Entries with figure data:
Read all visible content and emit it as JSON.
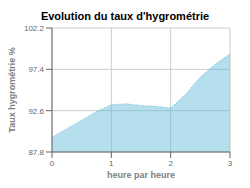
{
  "chart_data": {
    "type": "area",
    "title": "Evolution du taux d'hygrométrie",
    "xlabel": "heure par heure",
    "ylabel": "Taux hygrométrie %",
    "x": [
      0,
      0.25,
      0.5,
      0.75,
      1.0,
      1.25,
      1.5,
      1.75,
      2.0,
      2.25,
      2.5,
      2.75,
      3.0
    ],
    "values": [
      89.5,
      90.5,
      91.5,
      92.5,
      93.3,
      93.4,
      93.2,
      93.1,
      92.9,
      94.5,
      96.5,
      98.0,
      99.2
    ],
    "color": "#5bb8d4",
    "line_style": "dotted",
    "xlim": [
      0,
      3
    ],
    "ylim": [
      87.8,
      102.2
    ],
    "xticks": [
      0,
      1,
      2,
      3
    ],
    "yticks": [
      87.8,
      92.6,
      97.4,
      102.2
    ],
    "grid": true
  }
}
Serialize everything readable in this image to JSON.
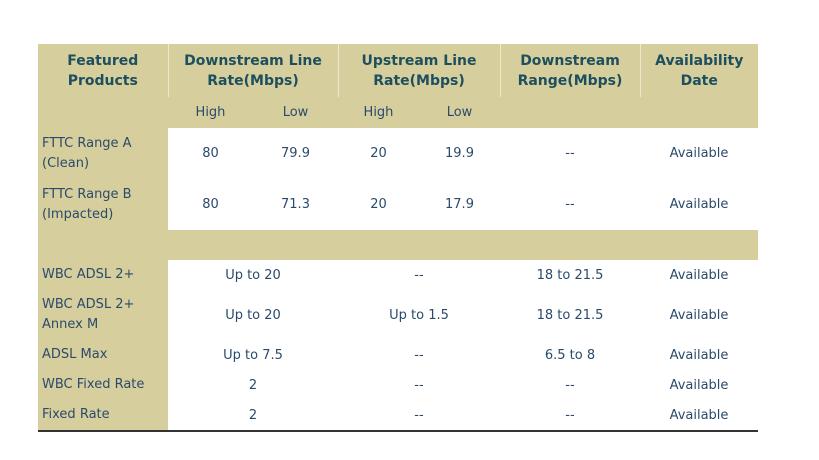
{
  "table": {
    "header": [
      "Featured Products",
      "Downstream Line Rate(Mbps)",
      "Upstream Line Rate(Mbps)",
      "Downstream Range(Mbps)",
      "Availability Date"
    ],
    "subheader": [
      "High",
      "Low",
      "High",
      "Low"
    ],
    "rows": [
      [
        "FTTC Range A (Clean)",
        "80",
        "79.9",
        "20",
        "19.9",
        "--",
        "Available"
      ],
      [
        "FTTC Range B (Impacted)",
        "80",
        "71.3",
        "20",
        "17.9",
        "--",
        "Available"
      ],
      [
        "WBC ADSL 2+",
        "Up to 20",
        "--",
        "18 to 21.5",
        "Available"
      ],
      [
        "WBC ADSL 2+ Annex M",
        "Up to 20",
        "Up to 1.5",
        "18 to 21.5",
        "Available"
      ],
      [
        "ADSL Max",
        "Up to 7.5",
        "--",
        "6.5 to 8",
        "Available"
      ],
      [
        "WBC Fixed Rate",
        "2",
        "--",
        "--",
        "Available"
      ],
      [
        "Fixed Rate",
        "2",
        "--",
        "--",
        "Available"
      ]
    ]
  }
}
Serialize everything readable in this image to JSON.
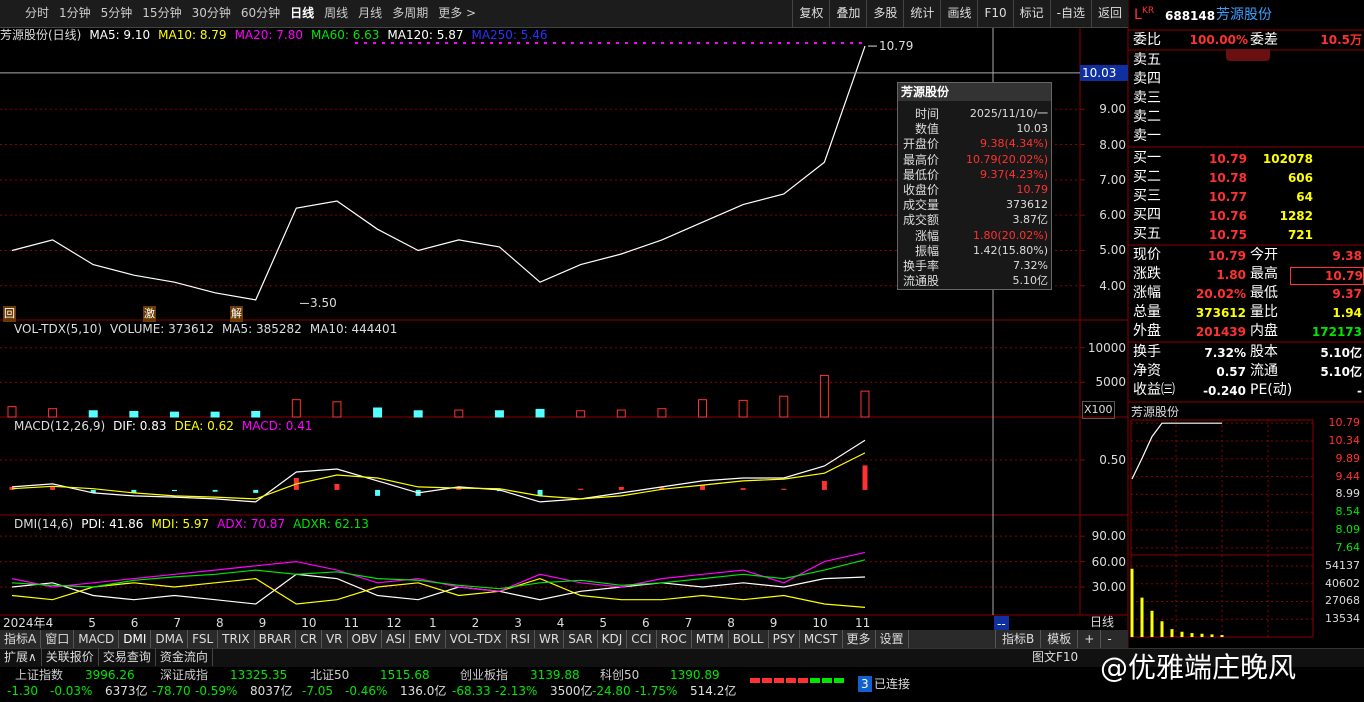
{
  "toolbar": {
    "periods": [
      "分时",
      "1分钟",
      "5分钟",
      "15分钟",
      "30分钟",
      "60分钟",
      "日线",
      "周线",
      "月线",
      "多周期",
      "更多 >"
    ],
    "buttons": [
      "复权",
      "叠加",
      "多股",
      "统计",
      "画线",
      "F10",
      "标记",
      "-自选",
      "返回"
    ]
  },
  "stock": {
    "market": "L",
    "market_sup": "KR",
    "code": "688148",
    "name": "芳源股份"
  },
  "order_book": {
    "weibi_label": "委比",
    "weibi": "100.00%",
    "weicha_label": "委差",
    "weicha": "10.5万",
    "asks": [
      "卖五",
      "卖四",
      "卖三",
      "卖二",
      "卖一"
    ],
    "bids": [
      [
        "买一",
        "10.79",
        "102078"
      ],
      [
        "买二",
        "10.78",
        "606"
      ],
      [
        "买三",
        "10.77",
        "64"
      ],
      [
        "买四",
        "10.76",
        "1282"
      ],
      [
        "买五",
        "10.75",
        "721"
      ]
    ]
  },
  "quote": {
    "rows": [
      [
        "现价",
        "10.79",
        "今开",
        "9.38"
      ],
      [
        "涨跌",
        "1.80",
        "最高",
        "10.79"
      ],
      [
        "涨幅",
        "20.02%",
        "最低",
        "9.37"
      ],
      [
        "总量",
        "373612",
        "量比",
        "1.94"
      ],
      [
        "外盘",
        "201439",
        "内盘",
        "172173"
      ],
      [
        "换手",
        "7.32%",
        "股本",
        "5.10亿"
      ],
      [
        "净资",
        "0.57",
        "流通",
        "5.10亿"
      ],
      [
        "收益㈢",
        "-0.240",
        "PE(动)",
        "-"
      ]
    ]
  },
  "price_pane": {
    "type": "line",
    "title": "芳源股份(日线)",
    "legend": [
      {
        "text": "MA5: 9.10",
        "color": "#ffffff"
      },
      {
        "text": "MA10: 8.79",
        "color": "#ffff00"
      },
      {
        "text": "MA20: 7.80",
        "color": "#ff00ff"
      },
      {
        "text": "MA60: 6.63",
        "color": "#00e600"
      },
      {
        "text": "MA120: 5.87",
        "color": "#ffffff"
      },
      {
        "text": "MA250: 5.46",
        "color": "#3030ff"
      }
    ],
    "ylim": [
      3.03,
      11.33
    ],
    "yticks": [
      {
        "value": 4,
        "label": "4.00"
      },
      {
        "value": 5,
        "label": "5.00"
      },
      {
        "value": 6,
        "label": "6.00"
      },
      {
        "value": 7,
        "label": "7.00"
      },
      {
        "value": 8,
        "label": "8.00"
      },
      {
        "value": 9,
        "label": "9.00"
      }
    ],
    "close": [
      5.0,
      5.3,
      4.6,
      4.3,
      4.1,
      3.8,
      3.6,
      6.2,
      6.4,
      5.6,
      5.0,
      5.3,
      5.1,
      4.1,
      4.6,
      4.9,
      5.3,
      5.8,
      6.3,
      6.6,
      7.5,
      10.79
    ],
    "color": "#ffffff",
    "high": {
      "value": 10.79,
      "label": "10.79"
    },
    "low": {
      "value": 3.5,
      "label": "3.50"
    },
    "crosshair": {
      "value": 10.03,
      "label": "10.03"
    },
    "markers": [
      "回",
      "激",
      "解"
    ]
  },
  "volume_pane": {
    "type": "bar",
    "legend": [
      {
        "text": "VOL-TDX(5,10)",
        "color": "#dddddd"
      },
      {
        "text": "VOLUME: 373612",
        "color": "#dddddd"
      },
      {
        "text": "MA5: 385282",
        "color": "#dddddd"
      },
      {
        "text": "MA10: 444401",
        "color": "#dddddd"
      }
    ],
    "ylim": [
      0,
      14000
    ],
    "yticks": [
      5000,
      10000
    ],
    "unit": "X100",
    "values": [
      1500,
      1200,
      900,
      800,
      700,
      700,
      800,
      2500,
      2200,
      1300,
      900,
      1000,
      900,
      1100,
      900,
      1000,
      1200,
      2500,
      2400,
      3000,
      6000,
      3736
    ]
  },
  "macd_pane": {
    "type": "bar",
    "legend": [
      {
        "text": "MACD(12,26,9)",
        "color": "#dddddd"
      },
      {
        "text": "DIF: 0.83",
        "color": "#ffffff"
      },
      {
        "text": "DEA: 0.62",
        "color": "#ffff00"
      },
      {
        "text": "MACD: 0.41",
        "color": "#ff00ff"
      }
    ],
    "ylim": [
      -0.42,
      1.22
    ],
    "yticks": [
      {
        "value": 0.5,
        "label": "0.50"
      }
    ],
    "dif": [
      0.05,
      0.1,
      -0.05,
      -0.1,
      -0.12,
      -0.15,
      -0.2,
      0.3,
      0.35,
      0.15,
      -0.05,
      0.05,
      0.0,
      -0.2,
      -0.15,
      -0.05,
      0.05,
      0.15,
      0.2,
      0.2,
      0.4,
      0.83
    ],
    "dea": [
      0.02,
      0.06,
      0.02,
      -0.05,
      -0.1,
      -0.12,
      -0.15,
      0.1,
      0.25,
      0.2,
      0.05,
      0.03,
      0.02,
      -0.1,
      -0.15,
      -0.1,
      0.01,
      0.08,
      0.15,
      0.18,
      0.28,
      0.62
    ],
    "macd": [
      0.05,
      0.05,
      -0.05,
      -0.05,
      -0.02,
      -0.03,
      -0.05,
      0.2,
      0.1,
      -0.1,
      -0.1,
      0.02,
      -0.02,
      -0.1,
      0.02,
      0.05,
      0.04,
      0.08,
      0.03,
      0.02,
      0.15,
      0.41
    ]
  },
  "dmi_pane": {
    "type": "line",
    "legend": [
      {
        "text": "DMI(14,6)",
        "color": "#dddddd"
      },
      {
        "text": "PDI: 41.86",
        "color": "#ffffff"
      },
      {
        "text": "MDI: 5.97",
        "color": "#ffff00"
      },
      {
        "text": "ADX: 70.87",
        "color": "#ff00ff"
      },
      {
        "text": "ADXR: 62.13",
        "color": "#00e600"
      }
    ],
    "ylim": [
      -3,
      115
    ],
    "yticks": [
      {
        "value": 30,
        "label": "30.00"
      },
      {
        "value": 60,
        "label": "60.00"
      },
      {
        "value": 90,
        "label": "90.00"
      }
    ],
    "series": [
      {
        "name": "PDI",
        "color": "#ffffff",
        "values": [
          30,
          35,
          20,
          15,
          20,
          15,
          10,
          45,
          40,
          20,
          15,
          30,
          25,
          15,
          25,
          30,
          35,
          30,
          35,
          30,
          40,
          41.86
        ]
      },
      {
        "name": "MDI",
        "color": "#ffff00",
        "values": [
          20,
          15,
          30,
          35,
          30,
          35,
          40,
          10,
          15,
          30,
          35,
          20,
          25,
          40,
          20,
          15,
          15,
          20,
          15,
          20,
          10,
          5.97
        ]
      },
      {
        "name": "ADX",
        "color": "#ff00ff",
        "values": [
          40,
          30,
          35,
          40,
          45,
          50,
          55,
          60,
          50,
          35,
          40,
          30,
          25,
          45,
          35,
          30,
          40,
          45,
          50,
          35,
          60,
          70.87
        ]
      },
      {
        "name": "ADXR",
        "color": "#00e600",
        "values": [
          35,
          32,
          30,
          38,
          42,
          45,
          50,
          45,
          48,
          40,
          38,
          32,
          28,
          35,
          38,
          32,
          35,
          40,
          45,
          40,
          50,
          62.13
        ]
      }
    ]
  },
  "x_axis": {
    "labels": [
      "2024年",
      "4",
      "5",
      "6",
      "7",
      "8",
      "9",
      "10",
      "11",
      "12",
      "1",
      "2",
      "3",
      "4",
      "5",
      "6",
      "7",
      "8",
      "9",
      "10",
      "11"
    ],
    "cursor_label": "--",
    "period_label": "日线"
  },
  "tooltip": {
    "title": "芳源股份",
    "rows": [
      [
        "时间",
        "2025/11/10/一"
      ],
      [
        "数值",
        "10.03"
      ],
      [
        "开盘价",
        "9.38(4.34%)"
      ],
      [
        "最高价",
        "10.79(20.02%)"
      ],
      [
        "最低价",
        "9.37(4.23%)"
      ],
      [
        "收盘价",
        "10.79"
      ],
      [
        "成交量",
        "373612"
      ],
      [
        "成交额",
        "3.87亿"
      ],
      [
        "涨幅",
        "1.80(20.02%)"
      ],
      [
        "振幅",
        "1.42(15.80%)"
      ],
      [
        "换手率",
        "7.32%"
      ],
      [
        "流通股",
        "5.10亿"
      ]
    ]
  },
  "mini_chart": {
    "title": "芳源股份",
    "ylim": [
      7.46,
      10.87
    ],
    "yticks": [
      10.79,
      10.34,
      9.89,
      9.44,
      8.99,
      8.54,
      8.09,
      7.64
    ],
    "price": [
      9.38,
      9.9,
      10.45,
      10.79,
      10.79,
      10.79,
      10.79,
      10.79,
      10.79,
      10.79
    ],
    "vol_ylim": [
      0,
      62500
    ],
    "vol_ticks": [
      54137,
      40602,
      27068,
      13534
    ],
    "volume": [
      52000,
      30000,
      20000,
      12000,
      6000,
      4000,
      3000,
      2500,
      2000,
      1500
    ]
  },
  "tabs": {
    "left": [
      "指标A",
      "窗口",
      "MACD",
      "DMI",
      "DMA",
      "FSL",
      "TRIX",
      "BRAR",
      "CR",
      "VR",
      "OBV",
      "ASI",
      "EMV",
      "VOL-TDX",
      "RSI",
      "WR",
      "SAR",
      "KDJ",
      "CCI",
      "ROC",
      "MTM",
      "BOLL",
      "PSY",
      "MCST",
      "更多",
      "设置"
    ],
    "right": [
      "指标B",
      "模板",
      "+",
      "-"
    ]
  },
  "ext_bar": {
    "items": [
      "扩展∧",
      "关联报价",
      "交易查询",
      "资金流向"
    ],
    "right": "图文F10"
  },
  "tickers": [
    {
      "name": "上证指数",
      "value": "3996.26",
      "change": "-1.30",
      "pct": "-0.03%",
      "amount": "6373亿"
    },
    {
      "name": "深证成指",
      "value": "13325.35",
      "change": "-78.70",
      "pct": "-0.59%",
      "amount": "8037亿"
    },
    {
      "name": "北证50",
      "value": "1515.68",
      "change": "-7.05",
      "pct": "-0.46%",
      "amount": "136.0亿"
    },
    {
      "name": "创业板指",
      "value": "3139.88",
      "change": "-68.33",
      "pct": "-2.13%",
      "amount": "3500亿"
    },
    {
      "name": "科创50",
      "value": "1390.89",
      "change": "-24.80",
      "pct": "-1.75%",
      "amount": "514.2亿"
    }
  ],
  "status": {
    "count": "3",
    "text": "已连接"
  },
  "watermark": "@优雅端庄晚风"
}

● **Do this**
Show each line holding the word "FTTC".

● **Exercise solution**
        "FTTC Range A (Clean)",
        "FTTC Range B (Impacted)",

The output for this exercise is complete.